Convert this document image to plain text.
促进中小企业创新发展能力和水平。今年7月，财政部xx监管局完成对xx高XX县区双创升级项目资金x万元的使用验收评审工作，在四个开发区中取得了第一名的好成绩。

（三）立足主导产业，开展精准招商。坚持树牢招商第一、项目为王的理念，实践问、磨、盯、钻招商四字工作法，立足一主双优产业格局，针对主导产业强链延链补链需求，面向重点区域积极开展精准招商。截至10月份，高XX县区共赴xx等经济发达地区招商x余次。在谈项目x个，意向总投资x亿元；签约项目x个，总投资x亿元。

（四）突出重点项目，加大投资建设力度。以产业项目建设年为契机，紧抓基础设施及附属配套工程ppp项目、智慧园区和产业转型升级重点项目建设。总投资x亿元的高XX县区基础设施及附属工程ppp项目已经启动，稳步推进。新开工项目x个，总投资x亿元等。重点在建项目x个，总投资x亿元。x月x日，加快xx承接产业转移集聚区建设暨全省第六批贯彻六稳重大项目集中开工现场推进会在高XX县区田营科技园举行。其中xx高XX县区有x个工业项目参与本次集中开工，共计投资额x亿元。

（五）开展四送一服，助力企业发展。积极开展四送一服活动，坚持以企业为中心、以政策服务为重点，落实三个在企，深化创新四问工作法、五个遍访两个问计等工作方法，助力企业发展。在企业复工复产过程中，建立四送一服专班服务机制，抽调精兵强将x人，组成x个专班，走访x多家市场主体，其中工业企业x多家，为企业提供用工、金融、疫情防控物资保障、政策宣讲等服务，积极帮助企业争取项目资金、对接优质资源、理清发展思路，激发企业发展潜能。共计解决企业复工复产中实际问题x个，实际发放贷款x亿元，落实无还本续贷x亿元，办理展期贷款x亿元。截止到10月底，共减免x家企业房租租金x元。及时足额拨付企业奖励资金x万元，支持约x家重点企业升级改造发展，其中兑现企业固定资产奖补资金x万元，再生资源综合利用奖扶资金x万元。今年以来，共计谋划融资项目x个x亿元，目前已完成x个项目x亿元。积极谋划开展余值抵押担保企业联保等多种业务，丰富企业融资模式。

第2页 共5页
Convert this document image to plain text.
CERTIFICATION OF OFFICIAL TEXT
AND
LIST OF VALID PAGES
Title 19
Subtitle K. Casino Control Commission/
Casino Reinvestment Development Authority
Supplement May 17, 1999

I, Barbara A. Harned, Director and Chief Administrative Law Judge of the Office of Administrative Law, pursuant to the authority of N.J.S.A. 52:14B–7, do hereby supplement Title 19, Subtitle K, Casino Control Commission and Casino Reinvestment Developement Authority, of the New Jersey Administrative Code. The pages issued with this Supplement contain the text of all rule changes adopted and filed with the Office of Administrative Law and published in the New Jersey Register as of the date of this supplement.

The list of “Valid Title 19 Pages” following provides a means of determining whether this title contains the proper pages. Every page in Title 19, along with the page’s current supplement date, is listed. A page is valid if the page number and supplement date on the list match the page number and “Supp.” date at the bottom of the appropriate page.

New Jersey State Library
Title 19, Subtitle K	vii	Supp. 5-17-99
■ ■ ■ ■
> Exercise description
Transcribe the full listing above without leaving anything out.

> Answer to this exercise
Convert this document image to plain text.
促进中小企业创新发展能力和水平。今年7月，财政部xx监管局完成对xx高XX县区双创升级项目资金x万元的使用验收评审工作，在四个开发区中取得了第一名的好成绩。

（三）立足主导产业，开展精准招商。坚持树牢招商第一、项目为王的理念，实践问、磨、盯、钻招商四字工作法，立足一主双优产业格局，针对主导产业强链延链补链需求，面向重点区域积极开展精准招商。截至10月份，高XX县区共赴xx等经济发达地区招商x余次。在谈项目x个，意向总投资x亿元；签约项目x个，总投资x亿元。

（四）突出重点项目，加大投资建设力度。以产业项目建设年为契机，紧抓基础设施及附属配套工程ppp项目、智慧园区和产业转型升级重点项目建设。总投资x亿元的高XX县区基础设施及附属工程ppp项目已经启动，稳步推进。新开工项目x个，总投资x亿元等。重点在建项目x个，总投资x亿元。x月x日，加快xx承接产业转移集聚区建设暨全省第六批贯彻六稳重大项目集中开工现场推进会在高XX县区田营科技园举行。其中xx高XX县区有x个工业项目参与本次集中开工，共计投资额x亿元。

（五）开展四送一服，助力企业发展。积极开展四送一服活动，坚持以企业为中心、以政策服务为重点，落实三个在企，深化创新四问工作法、五个遍访两个问计等工作方法，助力企业发展。在企业复工复产过程中，建立四送一服专班服务机制，抽调精兵强将x人，组成x个专班，走访x多家市场主体，其中工业企业x多家，为企业提供用工、金融、疫情防控物资保障、政策宣讲等服务，积极帮助企业争取项目资金、对接优质资源、理清发展思路，激发企业发展潜能。共计解决企业复工复产中实际问题x个，实际发放贷款x亿元，落实无还本续贷x亿元，办理展期贷款x亿元。截止到10月底，共减免x家企业房租租金x元。及时足额拨付企业奖励资金x万元，支持约x家重点企业升级改造发展，其中兑现企业固定资产奖补资金x万元，再生资源综合利用奖扶资金x万元。今年以来，共计谋划融资项目x个x亿元，目前已完成x个项目x亿元。积极谋划开展余值抵押担保企业联保等多种业务，丰富企业融资模式。

第2页 共5页
Convert this document image to plain text.
CERTIFICATION OF OFFICIAL TEXT
AND
LIST OF VALID PAGES
Title 19
Subtitle K. Casino Control Commission/
Casino Reinvestment Development Authority
Supplement May 17, 1999

I, Barbara A. Harned, Director and Chief Administrative Law Judge of the Office of Administrative Law, pursuant to the authority of N.J.S.A. 52:14B–7, do hereby supplement Title 19, Subtitle K, Casino Control Commission and Casino Reinvestment Developement Authority, of the New Jersey Administrative Code. The pages issued with this Supplement contain the text of all rule changes adopted and filed with the Office of Administrative Law and published in the New Jersey Register as of the date of this supplement.

The list of “Valid Title 19 Pages” following provides a means of determining whether this title contains the proper pages. Every page in Title 19, along with the page’s current supplement date, is listed. A page is valid if the page number and supplement date on the list match the page number and “Supp.” date at the bottom of the appropriate page.

New Jersey State Library
Title 19, Subtitle K	vii	Supp. 5-17-99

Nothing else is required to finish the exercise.